BEGIN Task input

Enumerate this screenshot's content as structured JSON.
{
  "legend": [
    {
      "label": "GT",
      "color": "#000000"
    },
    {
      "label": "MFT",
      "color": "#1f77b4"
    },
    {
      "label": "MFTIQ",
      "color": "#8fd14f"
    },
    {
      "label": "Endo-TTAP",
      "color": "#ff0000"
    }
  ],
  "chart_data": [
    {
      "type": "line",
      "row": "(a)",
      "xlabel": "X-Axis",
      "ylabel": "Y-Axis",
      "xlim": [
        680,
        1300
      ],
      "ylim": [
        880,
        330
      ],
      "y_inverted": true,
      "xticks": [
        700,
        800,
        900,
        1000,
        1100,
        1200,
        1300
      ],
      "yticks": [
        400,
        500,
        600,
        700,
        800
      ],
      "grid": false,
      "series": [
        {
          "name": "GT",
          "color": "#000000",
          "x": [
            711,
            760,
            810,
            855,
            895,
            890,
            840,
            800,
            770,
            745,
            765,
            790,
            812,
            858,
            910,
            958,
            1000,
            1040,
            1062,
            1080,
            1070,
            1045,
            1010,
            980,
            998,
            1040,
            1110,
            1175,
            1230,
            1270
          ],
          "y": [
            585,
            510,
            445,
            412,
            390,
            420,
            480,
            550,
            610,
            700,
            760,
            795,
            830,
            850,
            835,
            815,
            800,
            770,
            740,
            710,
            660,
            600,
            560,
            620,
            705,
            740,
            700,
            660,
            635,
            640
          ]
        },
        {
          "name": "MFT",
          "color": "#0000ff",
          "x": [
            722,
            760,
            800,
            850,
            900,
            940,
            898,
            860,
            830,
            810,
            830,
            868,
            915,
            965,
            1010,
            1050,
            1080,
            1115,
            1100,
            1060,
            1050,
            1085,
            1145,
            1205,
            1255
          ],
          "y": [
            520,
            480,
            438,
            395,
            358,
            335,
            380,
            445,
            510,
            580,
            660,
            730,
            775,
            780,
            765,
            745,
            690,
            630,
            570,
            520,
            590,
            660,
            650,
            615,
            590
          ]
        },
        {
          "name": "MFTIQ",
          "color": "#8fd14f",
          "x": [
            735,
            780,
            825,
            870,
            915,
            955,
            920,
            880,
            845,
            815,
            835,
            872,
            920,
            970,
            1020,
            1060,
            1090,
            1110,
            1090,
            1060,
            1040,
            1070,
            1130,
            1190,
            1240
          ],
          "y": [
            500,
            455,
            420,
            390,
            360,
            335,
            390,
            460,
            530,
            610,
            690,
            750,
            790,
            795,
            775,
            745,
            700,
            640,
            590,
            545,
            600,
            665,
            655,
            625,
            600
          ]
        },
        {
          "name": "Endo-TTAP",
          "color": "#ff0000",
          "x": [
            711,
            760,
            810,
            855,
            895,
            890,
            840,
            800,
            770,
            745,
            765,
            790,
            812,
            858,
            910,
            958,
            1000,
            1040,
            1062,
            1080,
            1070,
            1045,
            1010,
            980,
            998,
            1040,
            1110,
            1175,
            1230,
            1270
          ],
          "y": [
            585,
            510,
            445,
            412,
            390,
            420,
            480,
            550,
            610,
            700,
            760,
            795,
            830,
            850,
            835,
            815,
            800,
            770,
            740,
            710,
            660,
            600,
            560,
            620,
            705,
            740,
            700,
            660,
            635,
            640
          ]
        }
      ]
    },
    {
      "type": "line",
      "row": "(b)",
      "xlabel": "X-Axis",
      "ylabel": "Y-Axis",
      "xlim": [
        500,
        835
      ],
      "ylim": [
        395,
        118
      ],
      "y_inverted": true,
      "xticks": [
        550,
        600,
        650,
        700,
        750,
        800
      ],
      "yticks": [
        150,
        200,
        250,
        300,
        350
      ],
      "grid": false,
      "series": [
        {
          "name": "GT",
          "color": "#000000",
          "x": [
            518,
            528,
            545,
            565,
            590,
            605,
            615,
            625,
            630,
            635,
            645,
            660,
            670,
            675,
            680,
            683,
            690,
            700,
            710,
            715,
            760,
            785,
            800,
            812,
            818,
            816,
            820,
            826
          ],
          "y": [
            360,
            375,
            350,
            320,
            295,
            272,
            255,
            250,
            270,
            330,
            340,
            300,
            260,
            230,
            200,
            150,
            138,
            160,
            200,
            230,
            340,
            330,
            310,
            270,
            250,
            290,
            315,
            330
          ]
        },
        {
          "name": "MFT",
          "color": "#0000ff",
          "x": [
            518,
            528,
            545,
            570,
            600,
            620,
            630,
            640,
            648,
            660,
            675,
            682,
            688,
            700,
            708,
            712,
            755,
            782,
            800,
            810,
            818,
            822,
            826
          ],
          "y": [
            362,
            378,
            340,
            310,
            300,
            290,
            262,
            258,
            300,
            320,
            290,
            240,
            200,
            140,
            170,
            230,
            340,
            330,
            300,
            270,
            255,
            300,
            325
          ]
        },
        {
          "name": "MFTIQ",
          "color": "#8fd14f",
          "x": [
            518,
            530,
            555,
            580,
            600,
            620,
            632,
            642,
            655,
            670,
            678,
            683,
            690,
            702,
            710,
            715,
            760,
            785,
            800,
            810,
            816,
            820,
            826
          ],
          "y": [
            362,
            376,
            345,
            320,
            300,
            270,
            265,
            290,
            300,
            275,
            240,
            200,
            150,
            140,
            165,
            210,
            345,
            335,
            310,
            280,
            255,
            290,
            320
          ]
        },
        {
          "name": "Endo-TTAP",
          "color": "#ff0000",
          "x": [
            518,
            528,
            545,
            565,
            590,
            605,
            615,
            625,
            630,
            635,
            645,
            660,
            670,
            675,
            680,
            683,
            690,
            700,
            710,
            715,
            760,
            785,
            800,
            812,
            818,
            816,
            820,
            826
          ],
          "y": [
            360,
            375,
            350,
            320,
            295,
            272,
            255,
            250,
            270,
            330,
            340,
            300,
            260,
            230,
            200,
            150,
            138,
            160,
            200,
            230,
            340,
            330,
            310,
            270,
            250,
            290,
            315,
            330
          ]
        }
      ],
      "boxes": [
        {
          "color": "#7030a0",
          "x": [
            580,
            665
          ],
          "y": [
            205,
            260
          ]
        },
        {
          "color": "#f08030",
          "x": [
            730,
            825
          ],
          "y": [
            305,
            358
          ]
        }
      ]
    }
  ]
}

END Task input

Challenge:
Take the lines above and print them exactly.

Response:
Enumerate this screenshot's content as structured JSON.
{
  "legend": [
    {
      "label": "GT",
      "color": "#000000"
    },
    {
      "label": "MFT",
      "color": "#1f77b4"
    },
    {
      "label": "MFTIQ",
      "color": "#8fd14f"
    },
    {
      "label": "Endo-TTAP",
      "color": "#ff0000"
    }
  ],
  "chart_data": [
    {
      "type": "line",
      "row": "(a)",
      "xlabel": "X-Axis",
      "ylabel": "Y-Axis",
      "xlim": [
        680,
        1300
      ],
      "ylim": [
        880,
        330
      ],
      "y_inverted": true,
      "xticks": [
        700,
        800,
        900,
        1000,
        1100,
        1200,
        1300
      ],
      "yticks": [
        400,
        500,
        600,
        700,
        800
      ],
      "grid": false,
      "series": [
        {
          "name": "GT",
          "color": "#000000",
          "x": [
            711,
            760,
            810,
            855,
            895,
            890,
            840,
            800,
            770,
            745,
            765,
            790,
            812,
            858,
            910,
            958,
            1000,
            1040,
            1062,
            1080,
            1070,
            1045,
            1010,
            980,
            998,
            1040,
            1110,
            1175,
            1230,
            1270
          ],
          "y": [
            585,
            510,
            445,
            412,
            390,
            420,
            480,
            550,
            610,
            700,
            760,
            795,
            830,
            850,
            835,
            815,
            800,
            770,
            740,
            710,
            660,
            600,
            560,
            620,
            705,
            740,
            700,
            660,
            635,
            640
          ]
        },
        {
          "name": "MFT",
          "color": "#0000ff",
          "x": [
            722,
            760,
            800,
            850,
            900,
            940,
            898,
            860,
            830,
            810,
            830,
            868,
            915,
            965,
            1010,
            1050,
            1080,
            1115,
            1100,
            1060,
            1050,
            1085,
            1145,
            1205,
            1255
          ],
          "y": [
            520,
            480,
            438,
            395,
            358,
            335,
            380,
            445,
            510,
            580,
            660,
            730,
            775,
            780,
            765,
            745,
            690,
            630,
            570,
            520,
            590,
            660,
            650,
            615,
            590
          ]
        },
        {
          "name": "MFTIQ",
          "color": "#8fd14f",
          "x": [
            735,
            780,
            825,
            870,
            915,
            955,
            920,
            880,
            845,
            815,
            835,
            872,
            920,
            970,
            1020,
            1060,
            1090,
            1110,
            1090,
            1060,
            1040,
            1070,
            1130,
            1190,
            1240
          ],
          "y": [
            500,
            455,
            420,
            390,
            360,
            335,
            390,
            460,
            530,
            610,
            690,
            750,
            790,
            795,
            775,
            745,
            700,
            640,
            590,
            545,
            600,
            665,
            655,
            625,
            600
          ]
        },
        {
          "name": "Endo-TTAP",
          "color": "#ff0000",
          "x": [
            711,
            760,
            810,
            855,
            895,
            890,
            840,
            800,
            770,
            745,
            765,
            790,
            812,
            858,
            910,
            958,
            1000,
            1040,
            1062,
            1080,
            1070,
            1045,
            1010,
            980,
            998,
            1040,
            1110,
            1175,
            1230,
            1270
          ],
          "y": [
            585,
            510,
            445,
            412,
            390,
            420,
            480,
            550,
            610,
            700,
            760,
            795,
            830,
            850,
            835,
            815,
            800,
            770,
            740,
            710,
            660,
            600,
            560,
            620,
            705,
            740,
            700,
            660,
            635,
            640
          ]
        }
      ]
    },
    {
      "type": "line",
      "row": "(b)",
      "xlabel": "X-Axis",
      "ylabel": "Y-Axis",
      "xlim": [
        500,
        835
      ],
      "ylim": [
        395,
        118
      ],
      "y_inverted": true,
      "xticks": [
        550,
        600,
        650,
        700,
        750,
        800
      ],
      "yticks": [
        150,
        200,
        250,
        300,
        350
      ],
      "grid": false,
      "series": [
        {
          "name": "GT",
          "color": "#000000",
          "x": [
            518,
            528,
            545,
            565,
            590,
            605,
            615,
            625,
            630,
            635,
            645,
            660,
            670,
            675,
            680,
            683,
            690,
            700,
            710,
            715,
            760,
            785,
            800,
            812,
            818,
            816,
            820,
            826
          ],
          "y": [
            360,
            375,
            350,
            320,
            295,
            272,
            255,
            250,
            270,
            330,
            340,
            300,
            260,
            230,
            200,
            150,
            138,
            160,
            200,
            230,
            340,
            330,
            310,
            270,
            250,
            290,
            315,
            330
          ]
        },
        {
          "name": "MFT",
          "color": "#0000ff",
          "x": [
            518,
            528,
            545,
            570,
            600,
            620,
            630,
            640,
            648,
            660,
            675,
            682,
            688,
            700,
            708,
            712,
            755,
            782,
            800,
            810,
            818,
            822,
            826
          ],
          "y": [
            362,
            378,
            340,
            310,
            300,
            290,
            262,
            258,
            300,
            320,
            290,
            240,
            200,
            140,
            170,
            230,
            340,
            330,
            300,
            270,
            255,
            300,
            325
          ]
        },
        {
          "name": "MFTIQ",
          "color": "#8fd14f",
          "x": [
            518,
            530,
            555,
            580,
            600,
            620,
            632,
            642,
            655,
            670,
            678,
            683,
            690,
            702,
            710,
            715,
            760,
            785,
            800,
            810,
            816,
            820,
            826
          ],
          "y": [
            362,
            376,
            345,
            320,
            300,
            270,
            265,
            290,
            300,
            275,
            240,
            200,
            150,
            140,
            165,
            210,
            345,
            335,
            310,
            280,
            255,
            290,
            320
          ]
        },
        {
          "name": "Endo-TTAP",
          "color": "#ff0000",
          "x": [
            518,
            528,
            545,
            565,
            590,
            605,
            615,
            625,
            630,
            635,
            645,
            660,
            670,
            675,
            680,
            683,
            690,
            700,
            710,
            715,
            760,
            785,
            800,
            812,
            818,
            816,
            820,
            826
          ],
          "y": [
            360,
            375,
            350,
            320,
            295,
            272,
            255,
            250,
            270,
            330,
            340,
            300,
            260,
            230,
            200,
            150,
            138,
            160,
            200,
            230,
            340,
            330,
            310,
            270,
            250,
            290,
            315,
            330
          ]
        }
      ],
      "boxes": [
        {
          "color": "#7030a0",
          "x": [
            580,
            665
          ],
          "y": [
            205,
            260
          ]
        },
        {
          "color": "#f08030",
          "x": [
            730,
            825
          ],
          "y": [
            305,
            358
          ]
        }
      ]
    }
  ]
}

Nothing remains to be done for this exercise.